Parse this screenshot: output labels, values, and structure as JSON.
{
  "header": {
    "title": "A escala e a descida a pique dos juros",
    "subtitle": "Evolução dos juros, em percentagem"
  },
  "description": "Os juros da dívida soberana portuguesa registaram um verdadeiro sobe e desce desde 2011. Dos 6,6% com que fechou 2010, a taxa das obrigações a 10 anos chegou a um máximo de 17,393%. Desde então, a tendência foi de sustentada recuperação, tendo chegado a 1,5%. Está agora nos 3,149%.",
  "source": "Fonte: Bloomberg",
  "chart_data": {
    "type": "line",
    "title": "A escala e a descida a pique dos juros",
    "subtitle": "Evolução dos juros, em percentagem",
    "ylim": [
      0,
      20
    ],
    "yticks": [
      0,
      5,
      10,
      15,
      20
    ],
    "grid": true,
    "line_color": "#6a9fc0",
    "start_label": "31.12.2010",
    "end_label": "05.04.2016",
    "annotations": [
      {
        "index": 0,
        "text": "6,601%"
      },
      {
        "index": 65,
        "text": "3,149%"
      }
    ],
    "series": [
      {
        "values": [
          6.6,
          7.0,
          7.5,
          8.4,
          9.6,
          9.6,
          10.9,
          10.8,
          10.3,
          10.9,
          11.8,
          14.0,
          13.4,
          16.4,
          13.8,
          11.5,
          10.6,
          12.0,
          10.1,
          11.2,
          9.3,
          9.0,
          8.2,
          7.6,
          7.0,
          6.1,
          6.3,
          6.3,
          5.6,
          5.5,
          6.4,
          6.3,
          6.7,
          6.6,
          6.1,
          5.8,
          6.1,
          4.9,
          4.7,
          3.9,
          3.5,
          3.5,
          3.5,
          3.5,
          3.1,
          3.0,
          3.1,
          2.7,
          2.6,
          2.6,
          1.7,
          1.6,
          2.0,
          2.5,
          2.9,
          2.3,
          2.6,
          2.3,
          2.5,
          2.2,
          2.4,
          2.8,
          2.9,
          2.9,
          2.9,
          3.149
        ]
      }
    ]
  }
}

SHORT TASK:
Repeat every entry exactly as written above.

TASK OUTPUT:
Parse this screenshot: output labels, values, and structure as JSON.
{
  "header": {
    "title": "A escala e a descida a pique dos juros",
    "subtitle": "Evolução dos juros, em percentagem"
  },
  "description": "Os juros da dívida soberana portuguesa registaram um verdadeiro sobe e desce desde 2011. Dos 6,6% com que fechou 2010, a taxa das obrigações a 10 anos chegou a um máximo de 17,393%. Desde então, a tendência foi de sustentada recuperação, tendo chegado a 1,5%. Está agora nos 3,149%.",
  "source": "Fonte: Bloomberg",
  "chart_data": {
    "type": "line",
    "title": "A escala e a descida a pique dos juros",
    "subtitle": "Evolução dos juros, em percentagem",
    "ylim": [
      0,
      20
    ],
    "yticks": [
      0,
      5,
      10,
      15,
      20
    ],
    "grid": true,
    "line_color": "#6a9fc0",
    "start_label": "31.12.2010",
    "end_label": "05.04.2016",
    "annotations": [
      {
        "index": 0,
        "text": "6,601%"
      },
      {
        "index": 65,
        "text": "3,149%"
      }
    ],
    "series": [
      {
        "values": [
          6.6,
          7.0,
          7.5,
          8.4,
          9.6,
          9.6,
          10.9,
          10.8,
          10.3,
          10.9,
          11.8,
          14.0,
          13.4,
          16.4,
          13.8,
          11.5,
          10.6,
          12.0,
          10.1,
          11.2,
          9.3,
          9.0,
          8.2,
          7.6,
          7.0,
          6.1,
          6.3,
          6.3,
          5.6,
          5.5,
          6.4,
          6.3,
          6.7,
          6.6,
          6.1,
          5.8,
          6.1,
          4.9,
          4.7,
          3.9,
          3.5,
          3.5,
          3.5,
          3.5,
          3.1,
          3.0,
          3.1,
          2.7,
          2.6,
          2.6,
          1.7,
          1.6,
          2.0,
          2.5,
          2.9,
          2.3,
          2.6,
          2.3,
          2.5,
          2.2,
          2.4,
          2.8,
          2.9,
          2.9,
          2.9,
          3.149
        ]
      }
    ]
  }
}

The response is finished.